### WRITTEN PROBLEM
Skip the images and copy each record exactly as written.

### DATASET ENTRIES

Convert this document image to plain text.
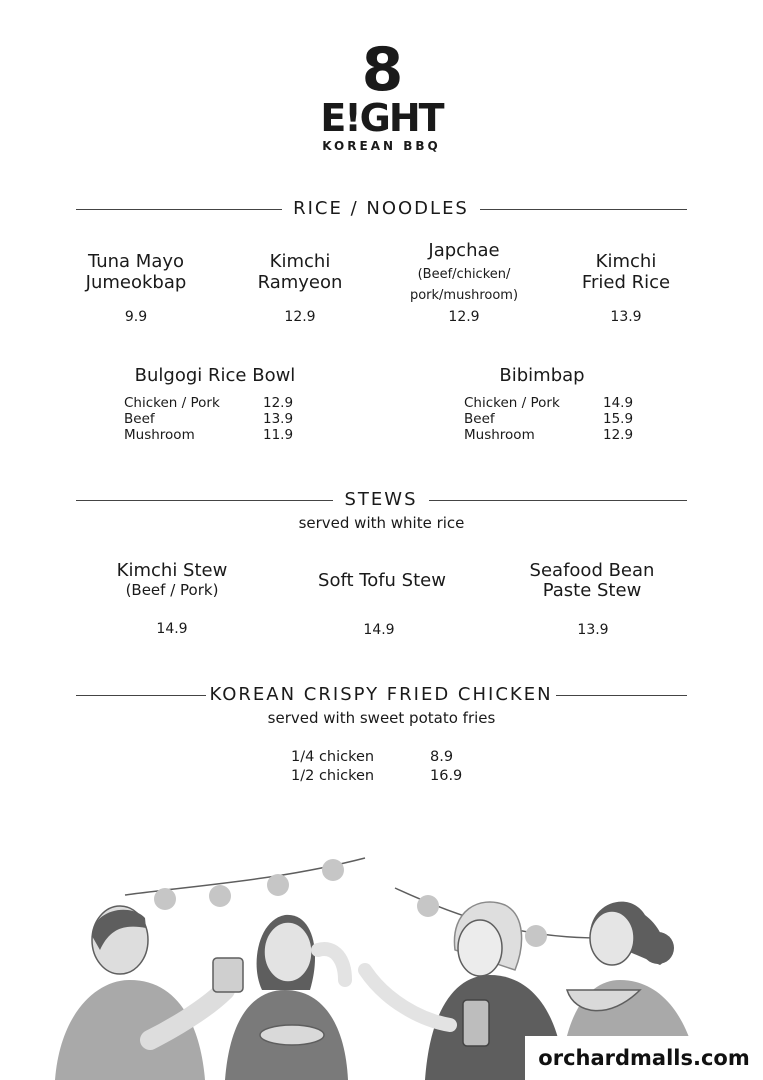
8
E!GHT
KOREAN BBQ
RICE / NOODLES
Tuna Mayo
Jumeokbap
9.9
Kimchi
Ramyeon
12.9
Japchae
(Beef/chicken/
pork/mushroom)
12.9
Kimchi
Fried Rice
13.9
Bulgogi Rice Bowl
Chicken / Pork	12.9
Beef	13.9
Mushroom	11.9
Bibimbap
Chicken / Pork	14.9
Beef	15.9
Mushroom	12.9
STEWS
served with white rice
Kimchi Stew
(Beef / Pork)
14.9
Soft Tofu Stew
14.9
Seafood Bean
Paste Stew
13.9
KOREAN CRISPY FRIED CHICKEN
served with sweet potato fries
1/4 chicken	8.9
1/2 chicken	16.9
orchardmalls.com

### SOLUTION
Convert this document image to plain text.
8
E!GHT
KOREAN BBQ
RICE / NOODLES
Tuna Mayo
Jumeokbap
9.9
Kimchi
Ramyeon
12.9
Japchae
(Beef/chicken/
pork/mushroom)
12.9
Kimchi
Fried Rice
13.9
Bulgogi Rice Bowl
Chicken / Pork	12.9
Beef	13.9
Mushroom	11.9
Bibimbap
Chicken / Pork	14.9
Beef	15.9
Mushroom	12.9
STEWS
served with white rice
Kimchi Stew
(Beef / Pork)
14.9
Soft Tofu Stew
14.9
Seafood Bean
Paste Stew
13.9
KOREAN CRISPY FRIED CHICKEN
served with sweet potato fries
1/4 chicken	8.9
1/2 chicken	16.9
orchardmalls.com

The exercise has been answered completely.